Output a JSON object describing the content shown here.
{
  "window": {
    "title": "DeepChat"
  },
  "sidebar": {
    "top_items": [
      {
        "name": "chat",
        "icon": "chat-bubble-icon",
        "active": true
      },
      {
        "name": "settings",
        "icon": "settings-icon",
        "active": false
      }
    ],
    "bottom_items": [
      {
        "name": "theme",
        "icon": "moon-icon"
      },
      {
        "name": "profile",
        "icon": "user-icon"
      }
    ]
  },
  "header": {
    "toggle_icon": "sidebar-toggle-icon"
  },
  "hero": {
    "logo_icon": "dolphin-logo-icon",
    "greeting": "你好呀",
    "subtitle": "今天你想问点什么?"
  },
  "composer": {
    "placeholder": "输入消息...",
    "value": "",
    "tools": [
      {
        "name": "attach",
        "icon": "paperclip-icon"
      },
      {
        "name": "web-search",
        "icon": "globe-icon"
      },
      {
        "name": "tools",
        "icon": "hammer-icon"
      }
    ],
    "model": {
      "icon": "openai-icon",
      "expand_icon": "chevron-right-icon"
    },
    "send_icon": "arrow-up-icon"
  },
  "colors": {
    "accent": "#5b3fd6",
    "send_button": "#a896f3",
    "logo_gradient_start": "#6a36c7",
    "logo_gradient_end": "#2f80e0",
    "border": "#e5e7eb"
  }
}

—————

● GIVEN INSTRUCTION:
Write down every line of the data exactly as it appears above.

● FINISHED TASK:
Output a JSON object describing the content shown here.
{
  "window": {
    "title": "DeepChat"
  },
  "sidebar": {
    "top_items": [
      {
        "name": "chat",
        "icon": "chat-bubble-icon",
        "active": true
      },
      {
        "name": "settings",
        "icon": "settings-icon",
        "active": false
      }
    ],
    "bottom_items": [
      {
        "name": "theme",
        "icon": "moon-icon"
      },
      {
        "name": "profile",
        "icon": "user-icon"
      }
    ]
  },
  "header": {
    "toggle_icon": "sidebar-toggle-icon"
  },
  "hero": {
    "logo_icon": "dolphin-logo-icon",
    "greeting": "你好呀",
    "subtitle": "今天你想问点什么?"
  },
  "composer": {
    "placeholder": "输入消息...",
    "value": "",
    "tools": [
      {
        "name": "attach",
        "icon": "paperclip-icon"
      },
      {
        "name": "web-search",
        "icon": "globe-icon"
      },
      {
        "name": "tools",
        "icon": "hammer-icon"
      }
    ],
    "model": {
      "icon": "openai-icon",
      "expand_icon": "chevron-right-icon"
    },
    "send_icon": "arrow-up-icon"
  },
  "colors": {
    "accent": "#5b3fd6",
    "send_button": "#a896f3",
    "logo_gradient_start": "#6a36c7",
    "logo_gradient_end": "#2f80e0",
    "border": "#e5e7eb"
  }
}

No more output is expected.